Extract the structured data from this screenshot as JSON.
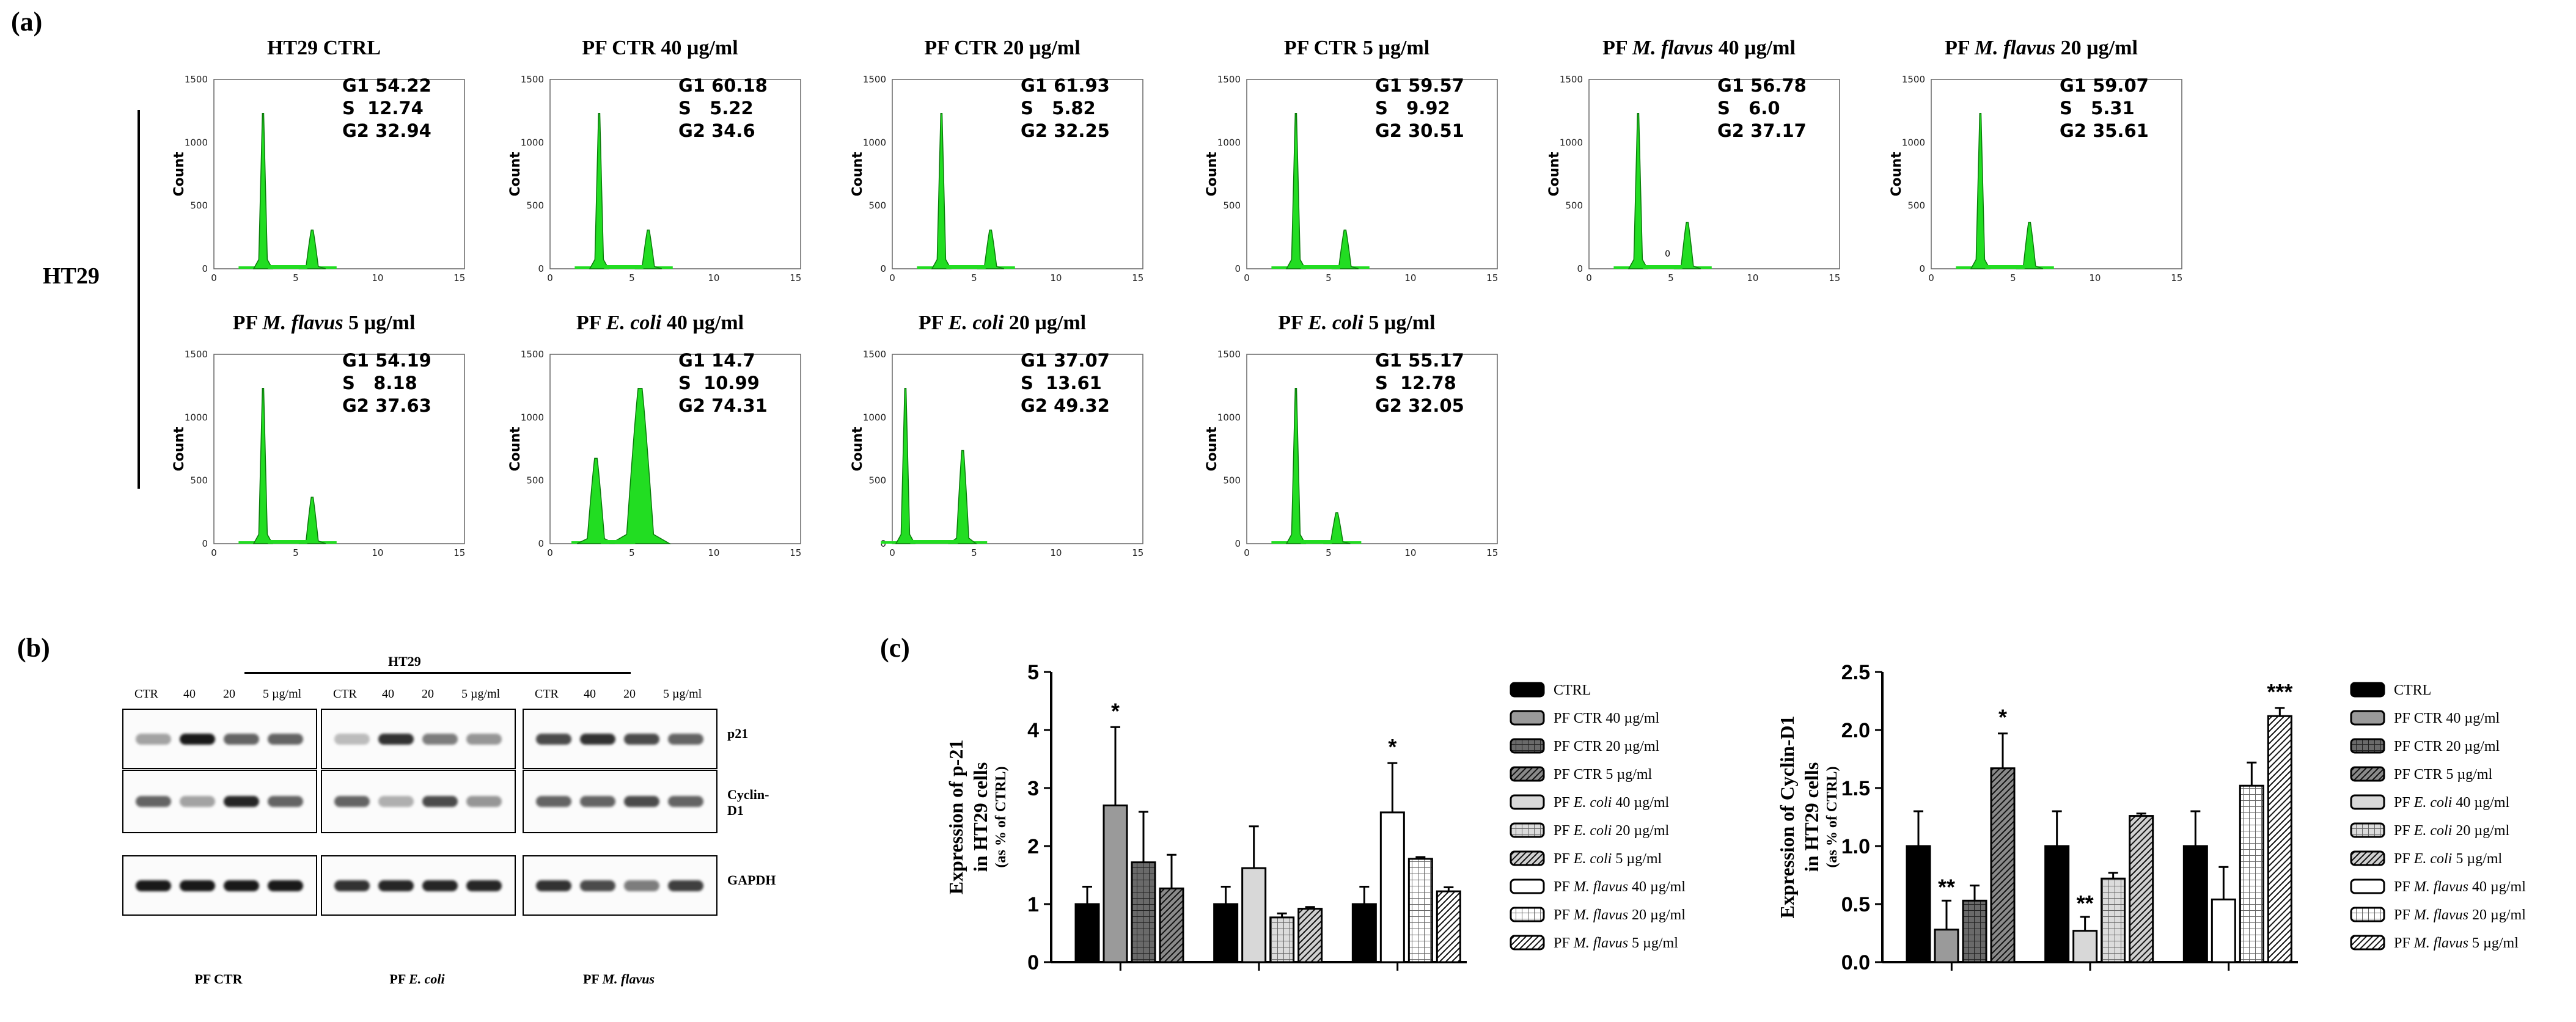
{
  "labels": {
    "a": "(a)",
    "b": "(b)",
    "c": "(c)"
  },
  "row_label": "HT29",
  "flow": [
    {
      "title": "HT29 CTRL",
      "g1": "G1 54.22",
      "s": "S  12.74",
      "g2": "G2 32.94",
      "yticks": [
        "1500",
        "1000",
        "500",
        "0"
      ],
      "xticks": [
        "0",
        "5",
        "10",
        "15"
      ],
      "g1_height": 1.0,
      "g2_height": 0.25,
      "g1_pos": 3.0,
      "g2_pos": 6.0,
      "ylabel": "Count"
    },
    {
      "title": "PF CTR 40 µg/ml",
      "g1": "G1 60.18",
      "s": "S   5.22",
      "g2": "G2 34.6",
      "yticks": [
        "1500",
        "1000",
        "500",
        "0"
      ],
      "xticks": [
        "0",
        "5",
        "10",
        "15"
      ],
      "g1_height": 1.0,
      "g2_height": 0.25,
      "g1_pos": 3.0,
      "g2_pos": 6.0,
      "ylabel": "Count"
    },
    {
      "title": "PF CTR 20 µg/ml",
      "g1": "G1 61.93",
      "s": "S   5.82",
      "g2": "G2 32.25",
      "yticks": [
        "1500",
        "1000",
        "500",
        "0"
      ],
      "xticks": [
        "0",
        "5",
        "10",
        "15"
      ],
      "g1_height": 1.0,
      "g2_height": 0.25,
      "g1_pos": 3.0,
      "g2_pos": 6.0,
      "ylabel": "Count"
    },
    {
      "title": "PF CTR 5 µg/ml",
      "g1": "G1 59.57",
      "s": "S   9.92",
      "g2": "G2 30.51",
      "yticks": [
        "1500",
        "1000",
        "500",
        "0"
      ],
      "xticks": [
        "0",
        "5",
        "10",
        "15"
      ],
      "g1_height": 1.0,
      "g2_height": 0.25,
      "g1_pos": 3.0,
      "g2_pos": 6.0,
      "ylabel": "Count"
    },
    {
      "title_pre": "PF ",
      "title_italic": "M. flavus",
      "title_post": " 40 µg/ml",
      "g1": "G1 56.78",
      "s": "S   6.0",
      "g2": "G2 37.17",
      "yticks": [
        "1500",
        "1000",
        "500",
        "0"
      ],
      "xticks": [
        "0",
        "5",
        "10",
        "15"
      ],
      "g1_height": 1.0,
      "g2_height": 0.3,
      "g1_pos": 3.0,
      "g2_pos": 6.0,
      "ylabel": "Count",
      "marker": "0"
    },
    {
      "title_pre": "PF ",
      "title_italic": "M. flavus",
      "title_post": " 20 µg/ml",
      "g1": "G1 59.07",
      "s": "S   5.31",
      "g2": "G2 35.61",
      "yticks": [
        "1500",
        "1000",
        "500",
        "0"
      ],
      "xticks": [
        "0",
        "5",
        "10",
        "15"
      ],
      "g1_height": 1.0,
      "g2_height": 0.3,
      "g1_pos": 3.0,
      "g2_pos": 6.0,
      "ylabel": "Count"
    },
    {
      "title_pre": "PF ",
      "title_italic": "M. flavus",
      "title_post": " 5 µg/ml",
      "g1": "G1 54.19",
      "s": "S   8.18",
      "g2": "G2 37.63",
      "yticks": [
        "1500",
        "1000",
        "500",
        "0"
      ],
      "xticks": [
        "0",
        "5",
        "10",
        "15"
      ],
      "g1_height": 1.0,
      "g2_height": 0.3,
      "g1_pos": 3.0,
      "g2_pos": 6.0,
      "ylabel": "Count"
    },
    {
      "title_pre": "PF ",
      "title_italic": "E. coli",
      "title_post": " 40 µg/ml",
      "g1": "G1 14.7",
      "s": "S  10.99",
      "g2": "G2 74.31",
      "yticks": [
        "1500",
        "1000",
        "500",
        "0"
      ],
      "xticks": [
        "0",
        "5",
        "10",
        "15"
      ],
      "g1_height": 0.55,
      "g2_height": 1.0,
      "g1_pos": 2.8,
      "g2_pos": 5.5,
      "ylabel": "Count"
    },
    {
      "title_pre": "PF ",
      "title_italic": "E. coli",
      "title_post": " 20 µg/ml",
      "g1": "G1 37.07",
      "s": "S  13.61",
      "g2": "G2 49.32",
      "yticks": [
        "1500",
        "1000",
        "500",
        "0"
      ],
      "xticks": [
        "0",
        "5",
        "10",
        "15"
      ],
      "g1_height": 1.0,
      "g2_height": 0.6,
      "g1_pos": 0.8,
      "g2_pos": 4.3,
      "ylabel": "Count"
    },
    {
      "title_pre": "PF ",
      "title_italic": "E. coli",
      "title_post": " 5 µg/ml",
      "g1": "G1 55.17",
      "s": "S  12.78",
      "g2": "G2 32.05",
      "yticks": [
        "1500",
        "1000",
        "500",
        "0"
      ],
      "xticks": [
        "0",
        "5",
        "10",
        "15"
      ],
      "g1_height": 1.0,
      "g2_height": 0.2,
      "g1_pos": 3.0,
      "g2_pos": 5.5,
      "ylabel": "Count"
    }
  ],
  "blot": {
    "header": "HT29",
    "lanes": [
      "CTR",
      "40",
      "20",
      "5 µg/ml"
    ],
    "proteins": [
      "p21",
      "Cyclin-D1",
      "GAPDH"
    ],
    "groups": [
      {
        "pre": "PF CTR",
        "italic": ""
      },
      {
        "pre": "PF ",
        "italic": "E. coli"
      },
      {
        "pre": "PF ",
        "italic": "M. flavus"
      }
    ]
  },
  "chart_data": [
    {
      "type": "bar",
      "ylabel_line1": "Expression of p-21",
      "ylabel_line2": "in HT29 cells",
      "ylabel_line3": "(as % of CTRL)",
      "ylim": [
        0,
        5
      ],
      "yticks": [
        "0",
        "1",
        "2",
        "3",
        "4",
        "5"
      ],
      "groups": [
        {
          "series": [
            "CTRL",
            "PF CTR 40 µg/ml",
            "PF CTR 20 µg/ml",
            "PF CTR 5 µg/ml"
          ],
          "values": [
            1.0,
            2.7,
            1.72,
            1.27
          ],
          "errors": [
            0.3,
            1.35,
            0.87,
            0.58
          ],
          "sig": [
            "",
            "*",
            "",
            ""
          ]
        },
        {
          "series": [
            "CTRL",
            "PF E. coli 40 µg/ml",
            "PF E. coli 20 µg/ml",
            "PF E. coli 5 µg/ml"
          ],
          "values": [
            1.0,
            1.62,
            0.77,
            0.92
          ],
          "errors": [
            0.3,
            0.72,
            0.07,
            0.03
          ],
          "sig": [
            "",
            "",
            "",
            ""
          ]
        },
        {
          "series": [
            "CTRL",
            "PF M. flavus 40 µg/ml",
            "PF M. flavus 20 µg/ml",
            "PF M. flavus 5 µg/ml"
          ],
          "values": [
            1.0,
            2.58,
            1.78,
            1.22
          ],
          "errors": [
            0.3,
            0.85,
            0.03,
            0.07
          ],
          "sig": [
            "",
            "*",
            "",
            ""
          ]
        }
      ]
    },
    {
      "type": "bar",
      "ylabel_line1": "Expression of Cyclin-D1",
      "ylabel_line2": "in HT29 cells",
      "ylabel_line3": "(as % of CTRL)",
      "ylim": [
        0,
        2.5
      ],
      "yticks": [
        "0.0",
        "0.5",
        "1.0",
        "1.5",
        "2.0",
        "2.5"
      ],
      "groups": [
        {
          "series": [
            "CTRL",
            "PF CTR 40 µg/ml",
            "PF CTR 20 µg/ml",
            "PF CTR 5 µg/ml"
          ],
          "values": [
            1.0,
            0.28,
            0.53,
            1.67
          ],
          "errors": [
            0.3,
            0.25,
            0.13,
            0.3
          ],
          "sig": [
            "",
            "**",
            "",
            "*"
          ]
        },
        {
          "series": [
            "CTRL",
            "PF E. coli 40 µg/ml",
            "PF E. coli 20 µg/ml",
            "PF E. coli 5 µg/ml"
          ],
          "values": [
            1.0,
            0.27,
            0.72,
            1.26
          ],
          "errors": [
            0.3,
            0.12,
            0.05,
            0.02
          ],
          "sig": [
            "",
            "**",
            "",
            ""
          ]
        },
        {
          "series": [
            "CTRL",
            "PF M. flavus 40 µg/ml",
            "PF M. flavus 20 µg/ml",
            "PF M. flavus 5 µg/ml"
          ],
          "values": [
            1.0,
            0.54,
            1.52,
            2.12
          ],
          "errors": [
            0.3,
            0.28,
            0.2,
            0.07
          ],
          "sig": [
            "",
            "",
            "",
            "***"
          ]
        }
      ]
    }
  ],
  "legend": [
    {
      "pre": "CTRL",
      "italic": "",
      "post": "",
      "pattern": "black"
    },
    {
      "pre": "PF CTR 40 µg/ml",
      "italic": "",
      "post": "",
      "pattern": "gray"
    },
    {
      "pre": "PF CTR 20 µg/ml",
      "italic": "",
      "post": "",
      "pattern": "darkcheck"
    },
    {
      "pre": "PF CTR 5 µg/ml",
      "italic": "",
      "post": "",
      "pattern": "darkdiag"
    },
    {
      "pre": "PF ",
      "italic": "E. coli",
      "post": " 40 µg/ml",
      "pattern": "lightgray"
    },
    {
      "pre": "PF ",
      "italic": "E. coli",
      "post": " 20 µg/ml",
      "pattern": "lightcheck"
    },
    {
      "pre": "PF ",
      "italic": "E. coli",
      "post": " 5 µg/ml",
      "pattern": "lightdiag"
    },
    {
      "pre": "PF ",
      "italic": "M. flavus",
      "post": " 40 µg/ml",
      "pattern": "white"
    },
    {
      "pre": "PF ",
      "italic": "M. flavus",
      "post": " 20 µg/ml",
      "pattern": "grid"
    },
    {
      "pre": "PF ",
      "italic": "M. flavus",
      "post": " 5 µg/ml",
      "pattern": "whitediag"
    }
  ],
  "colors": {
    "histogram_fill": "#22dd22",
    "histogram_edge": "#0a7a0a",
    "bar_black": "#000000",
    "bar_gray": "#9a9a9a"
  }
}
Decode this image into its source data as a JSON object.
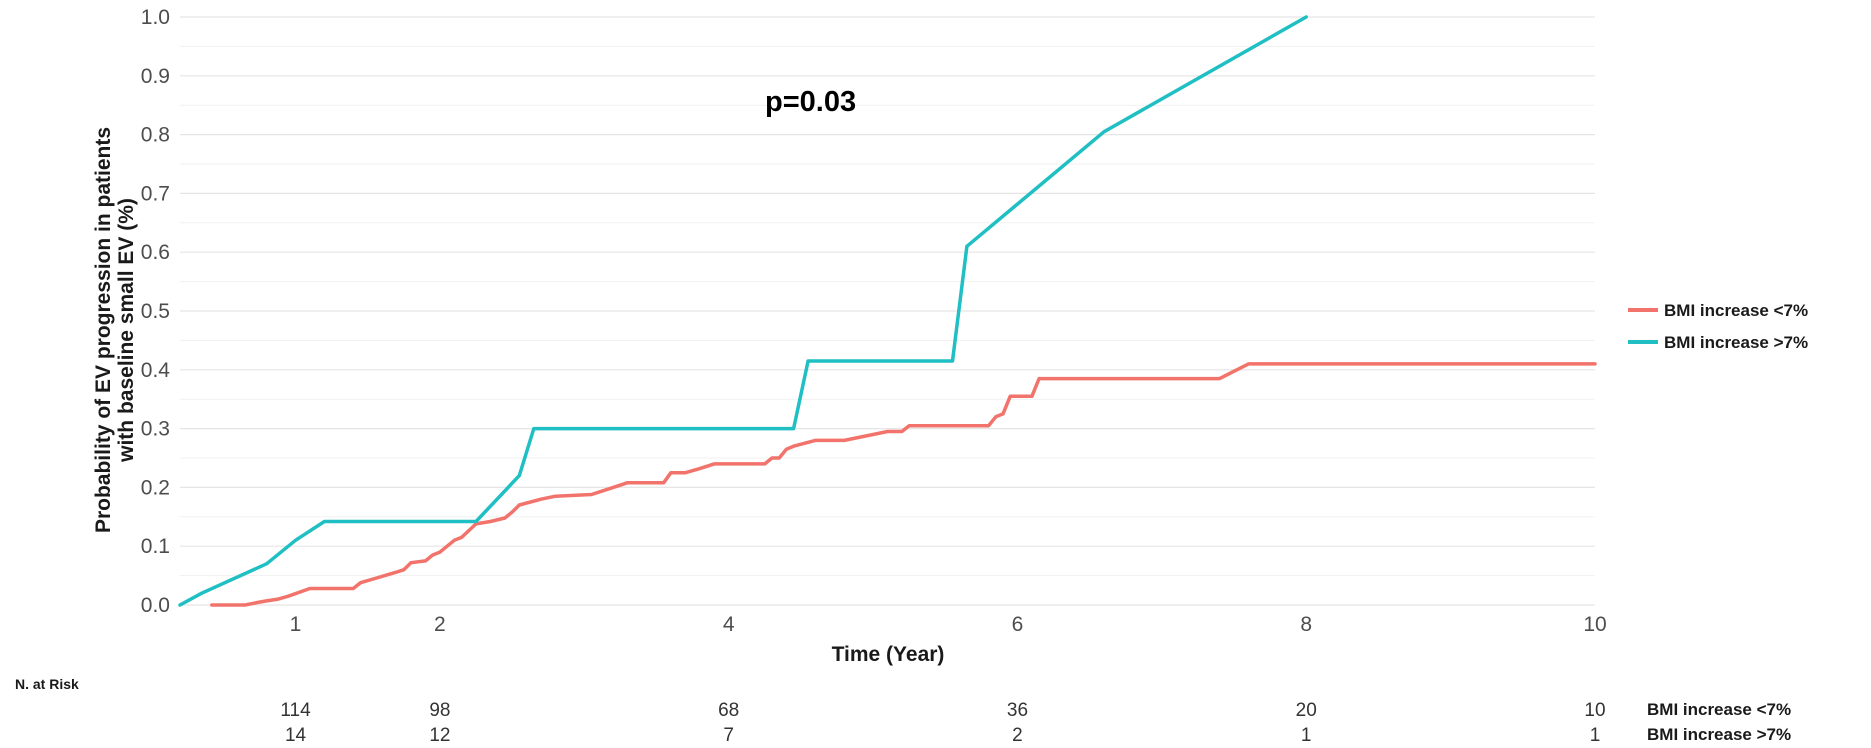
{
  "chart_data": {
    "type": "line",
    "step": true,
    "title": "",
    "annotation": "p=0.03",
    "xlabel": "Time (Year)",
    "ylabel_lines": [
      "Probability of EV progression in patients",
      "with baseline small EV (%)"
    ],
    "xlim": [
      0.2,
      10
    ],
    "ylim": [
      0,
      1
    ],
    "xticks": [
      1,
      2,
      4,
      6,
      8,
      10
    ],
    "yticks": [
      0.0,
      0.1,
      0.2,
      0.3,
      0.4,
      0.5,
      0.6,
      0.7,
      0.8,
      0.9,
      1.0
    ],
    "ytick_labels": [
      "0.0",
      "0.1",
      "0.2",
      "0.3",
      "0.4",
      "0.5",
      "0.6",
      "0.7",
      "0.8",
      "0.9",
      "1.0"
    ],
    "grid": true,
    "legend_position": "right",
    "series": [
      {
        "name": "BMI increase <7%",
        "color": "#f2736b",
        "points": [
          [
            0.42,
            0.0
          ],
          [
            0.65,
            0.0
          ],
          [
            0.75,
            0.005
          ],
          [
            0.8,
            0.007
          ],
          [
            0.88,
            0.01
          ],
          [
            0.95,
            0.015
          ],
          [
            1.1,
            0.028
          ],
          [
            1.4,
            0.028
          ],
          [
            1.45,
            0.038
          ],
          [
            1.55,
            0.045
          ],
          [
            1.7,
            0.056
          ],
          [
            1.75,
            0.06
          ],
          [
            1.8,
            0.072
          ],
          [
            1.9,
            0.075
          ],
          [
            1.95,
            0.085
          ],
          [
            2.0,
            0.09
          ],
          [
            2.05,
            0.1
          ],
          [
            2.1,
            0.11
          ],
          [
            2.15,
            0.115
          ],
          [
            2.25,
            0.138
          ],
          [
            2.35,
            0.142
          ],
          [
            2.45,
            0.148
          ],
          [
            2.5,
            0.158
          ],
          [
            2.55,
            0.17
          ],
          [
            2.7,
            0.18
          ],
          [
            2.8,
            0.185
          ],
          [
            3.05,
            0.188
          ],
          [
            3.2,
            0.2
          ],
          [
            3.3,
            0.208
          ],
          [
            3.55,
            0.208
          ],
          [
            3.6,
            0.225
          ],
          [
            3.7,
            0.225
          ],
          [
            3.8,
            0.232
          ],
          [
            3.9,
            0.24
          ],
          [
            4.25,
            0.24
          ],
          [
            4.3,
            0.25
          ],
          [
            4.35,
            0.25
          ],
          [
            4.4,
            0.265
          ],
          [
            4.45,
            0.27
          ],
          [
            4.6,
            0.28
          ],
          [
            4.8,
            0.28
          ],
          [
            5.0,
            0.29
          ],
          [
            5.1,
            0.295
          ],
          [
            5.2,
            0.295
          ],
          [
            5.25,
            0.305
          ],
          [
            5.65,
            0.305
          ],
          [
            5.8,
            0.305
          ],
          [
            5.85,
            0.32
          ],
          [
            5.9,
            0.325
          ],
          [
            5.95,
            0.355
          ],
          [
            6.1,
            0.355
          ],
          [
            6.15,
            0.385
          ],
          [
            7.4,
            0.385
          ],
          [
            7.6,
            0.41
          ],
          [
            10.0,
            0.41
          ]
        ]
      },
      {
        "name": "BMI increase >7%",
        "color": "#1fbfc3",
        "points": [
          [
            0.2,
            0.0
          ],
          [
            0.35,
            0.02
          ],
          [
            0.8,
            0.07
          ],
          [
            1.0,
            0.11
          ],
          [
            1.2,
            0.142
          ],
          [
            2.2,
            0.142
          ],
          [
            2.25,
            0.142
          ],
          [
            2.55,
            0.22
          ],
          [
            2.65,
            0.3
          ],
          [
            4.45,
            0.3
          ],
          [
            4.55,
            0.415
          ],
          [
            5.55,
            0.415
          ],
          [
            5.65,
            0.61
          ],
          [
            6.6,
            0.805
          ],
          [
            8.0,
            1.0
          ]
        ]
      }
    ],
    "risk_table": {
      "title": "N. at Risk",
      "times": [
        1,
        2,
        4,
        6,
        8,
        10
      ],
      "rows": [
        {
          "label": "BMI increase <7%",
          "values": [
            "114",
            "98",
            "68",
            "36",
            "20",
            "10"
          ]
        },
        {
          "label": "BMI increase >7%",
          "values": [
            "14",
            "12",
            "7",
            "2",
            "1",
            "1"
          ]
        }
      ]
    }
  }
}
|---|
§ YOUR GOAL:
Whichever lines of the material hold the word "JSON", find and copy them.

§ WRITTEN RESPONSE:
Extract the structured data from this screenshot as JSON.
Decode this image into its source data as a JSON object.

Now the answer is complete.